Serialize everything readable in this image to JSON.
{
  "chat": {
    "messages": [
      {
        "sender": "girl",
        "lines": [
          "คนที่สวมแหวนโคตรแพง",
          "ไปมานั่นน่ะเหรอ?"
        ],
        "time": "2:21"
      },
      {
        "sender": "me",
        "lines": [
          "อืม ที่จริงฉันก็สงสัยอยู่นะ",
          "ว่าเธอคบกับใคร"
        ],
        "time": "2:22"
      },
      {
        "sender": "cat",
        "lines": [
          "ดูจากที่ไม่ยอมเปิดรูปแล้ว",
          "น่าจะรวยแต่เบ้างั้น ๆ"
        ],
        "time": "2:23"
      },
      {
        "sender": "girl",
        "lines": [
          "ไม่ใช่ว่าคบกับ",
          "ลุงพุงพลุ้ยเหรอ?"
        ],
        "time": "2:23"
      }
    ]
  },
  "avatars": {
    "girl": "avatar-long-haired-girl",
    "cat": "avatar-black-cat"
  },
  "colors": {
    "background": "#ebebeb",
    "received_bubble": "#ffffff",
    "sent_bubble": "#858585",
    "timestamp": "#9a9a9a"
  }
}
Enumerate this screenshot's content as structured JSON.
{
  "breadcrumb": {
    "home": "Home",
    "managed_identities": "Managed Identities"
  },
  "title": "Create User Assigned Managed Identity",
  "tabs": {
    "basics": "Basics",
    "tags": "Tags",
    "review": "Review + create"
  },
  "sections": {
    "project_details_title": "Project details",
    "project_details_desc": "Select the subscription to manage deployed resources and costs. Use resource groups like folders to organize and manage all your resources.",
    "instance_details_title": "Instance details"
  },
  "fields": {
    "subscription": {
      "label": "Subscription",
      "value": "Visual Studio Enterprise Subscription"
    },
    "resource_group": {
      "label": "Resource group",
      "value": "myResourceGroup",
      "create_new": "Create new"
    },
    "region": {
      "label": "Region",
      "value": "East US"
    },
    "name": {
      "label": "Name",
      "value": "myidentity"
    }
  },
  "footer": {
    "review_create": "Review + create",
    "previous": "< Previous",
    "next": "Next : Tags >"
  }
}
········
SHORT EXERCISE |
Copy, from the material above, each line in which the string "this" occurs.

SOLUTION TO THE EXERCISE |
Serialize everything readable in this image to JSON.
Enumerate this screenshot's content as structured JSON.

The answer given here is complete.